Task directions.
Convert every line of the entries below into a Markdown table with the columns "Row" and "Content", one numbered row per line. Skip blank lines and omit the pictures.

Record set.
_ _ _ _ _

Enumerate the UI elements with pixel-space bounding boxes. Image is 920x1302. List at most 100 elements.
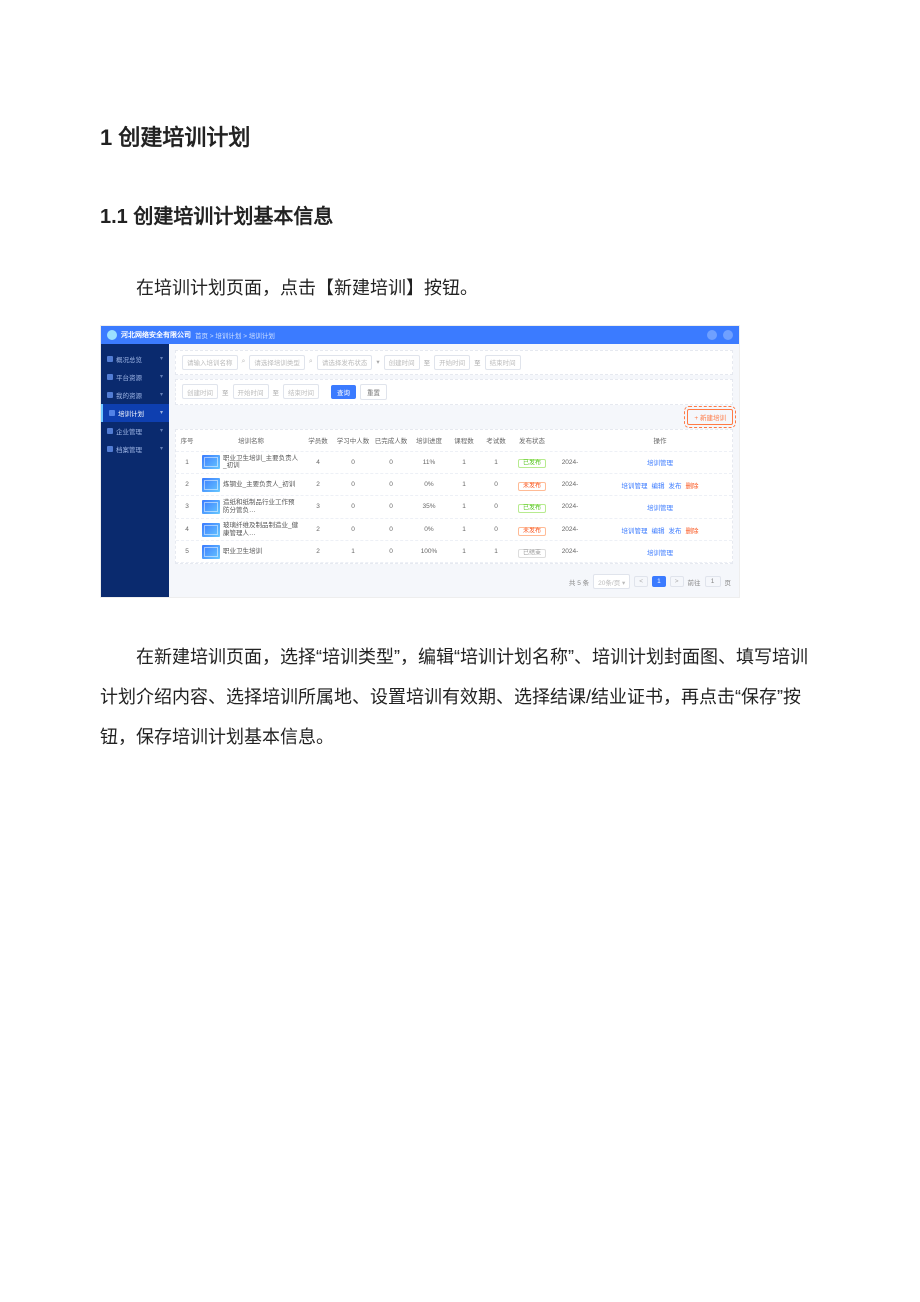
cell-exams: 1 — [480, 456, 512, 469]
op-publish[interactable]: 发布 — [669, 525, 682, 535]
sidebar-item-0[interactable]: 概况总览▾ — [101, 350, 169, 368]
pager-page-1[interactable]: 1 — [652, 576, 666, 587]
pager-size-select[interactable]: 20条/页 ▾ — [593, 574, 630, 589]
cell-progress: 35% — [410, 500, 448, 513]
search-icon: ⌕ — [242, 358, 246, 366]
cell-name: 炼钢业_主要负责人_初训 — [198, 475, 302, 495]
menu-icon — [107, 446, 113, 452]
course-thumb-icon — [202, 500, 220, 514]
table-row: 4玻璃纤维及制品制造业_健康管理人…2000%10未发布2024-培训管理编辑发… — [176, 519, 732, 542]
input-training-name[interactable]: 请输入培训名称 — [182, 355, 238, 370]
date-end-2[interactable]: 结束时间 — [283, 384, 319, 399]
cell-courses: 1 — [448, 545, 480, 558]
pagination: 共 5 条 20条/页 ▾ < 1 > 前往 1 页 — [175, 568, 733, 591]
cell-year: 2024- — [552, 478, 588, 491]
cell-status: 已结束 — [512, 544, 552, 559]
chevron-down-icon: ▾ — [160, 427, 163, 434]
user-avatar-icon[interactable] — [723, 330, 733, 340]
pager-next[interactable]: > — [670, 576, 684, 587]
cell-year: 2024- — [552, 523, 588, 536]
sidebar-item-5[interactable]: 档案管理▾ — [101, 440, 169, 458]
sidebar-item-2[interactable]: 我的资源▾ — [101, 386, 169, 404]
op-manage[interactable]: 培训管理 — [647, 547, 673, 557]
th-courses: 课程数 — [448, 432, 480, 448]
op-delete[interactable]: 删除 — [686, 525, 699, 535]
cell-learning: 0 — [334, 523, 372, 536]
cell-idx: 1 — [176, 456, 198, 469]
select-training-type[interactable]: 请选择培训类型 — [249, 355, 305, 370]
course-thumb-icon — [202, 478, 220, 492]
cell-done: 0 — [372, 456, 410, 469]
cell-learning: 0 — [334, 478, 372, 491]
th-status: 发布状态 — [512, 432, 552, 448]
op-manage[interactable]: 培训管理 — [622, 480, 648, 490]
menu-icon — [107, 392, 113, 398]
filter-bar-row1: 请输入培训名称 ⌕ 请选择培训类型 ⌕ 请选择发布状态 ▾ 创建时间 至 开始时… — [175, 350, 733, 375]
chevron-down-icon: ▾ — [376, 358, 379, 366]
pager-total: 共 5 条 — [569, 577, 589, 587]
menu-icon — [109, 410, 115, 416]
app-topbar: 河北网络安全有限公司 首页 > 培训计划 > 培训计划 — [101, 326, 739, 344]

_ _ _ _ _

Solution.
| Row | Content |
|---|---|
| 1 | Enumerate the UI elements with pixel-space bounding boxes. Image is 920x1302. List at most 100 elements. |
| 2 | cell-exams: 1 — [480, 456, 512, 469] |
| 3 | op-publish[interactable]: 发布 — [669, 525, 682, 535] |
| 4 | sidebar-item-0[interactable]: 概况总览▾ — [101, 350, 169, 368] |
| 5 | pager-page-1[interactable]: 1 — [652, 576, 666, 587] |
| 6 | pager-size-select[interactable]: 20条/页 ▾ — [593, 574, 630, 589] |
| 7 | cell-progress: 35% — [410, 500, 448, 513] |
| 8 | search-icon: ⌕ — [242, 358, 246, 366] |
| 9 | cell-name: 炼钢业_主要负责人_初训 — [198, 475, 302, 495] |
| 10 | menu-icon — [107, 446, 113, 452] |
| 11 | course-thumb-icon — [202, 500, 220, 514] |
| 12 | table-row: 4玻璃纤维及制品制造业_健康管理人…2000%10未发布2024-培训管理编辑发… — [176, 519, 732, 542] |
| 13 | input-training-name[interactable]: 请输入培训名称 — [182, 355, 238, 370] |
| 14 | date-end-2[interactable]: 结束时间 — [283, 384, 319, 399] |
| 15 | cell-courses: 1 — [448, 545, 480, 558] |
| 16 | pagination: 共 5 条 20条/页 ▾ < 1 > 前往 1 页 — [175, 568, 733, 591] |
| 17 | cell-year: 2024- — [552, 478, 588, 491] |
| 18 | cell-status: 已结束 — [512, 544, 552, 559] |
| 19 | chevron-down-icon: ▾ — [160, 427, 163, 434] |
| 20 | user-avatar-icon[interactable] — [723, 330, 733, 340] |
| 21 | pager-next[interactable]: > — [670, 576, 684, 587] |
| 22 | cell-year: 2024- — [552, 523, 588, 536] |
| 23 | sidebar-item-5[interactable]: 档案管理▾ — [101, 440, 169, 458] |
| 24 | sidebar-item-2[interactable]: 我的资源▾ — [101, 386, 169, 404] |
| 25 | op-manage[interactable]: 培训管理 — [647, 547, 673, 557] |
| 26 | th-courses: 课程数 — [448, 432, 480, 448] |
| 27 | op-delete[interactable]: 删除 — [686, 525, 699, 535] |
| 28 | cell-learning: 0 — [334, 523, 372, 536] |
| 29 | cell-idx: 1 — [176, 456, 198, 469] |
| 30 | select-training-type[interactable]: 请选择培训类型 — [249, 355, 305, 370] |
| 31 | course-thumb-icon — [202, 478, 220, 492] |
| 32 | cell-done: 0 — [372, 456, 410, 469] |
| 33 | cell-learning: 0 — [334, 478, 372, 491] |
| 34 | th-status: 发布状态 — [512, 432, 552, 448] |
| 35 | op-manage[interactable]: 培训管理 — [622, 480, 648, 490] |
| 36 | menu-icon — [107, 392, 113, 398] |
| 37 | filter-bar-row1: 请输入培训名称 ⌕ 请选择培训类型 ⌕ 请选择发布状态 ▾ 创建时间 至 开始时… — [175, 350, 733, 375] |
| 38 | chevron-down-icon: ▾ — [376, 358, 379, 366] |
| 39 | pager-total: 共 5 条 — [569, 577, 589, 587] |
| 40 | menu-icon — [109, 410, 115, 416] |
| 41 | app-topbar: 河北网络安全有限公司 首页 > 培训计划 > 培训计划 — [101, 326, 739, 344] |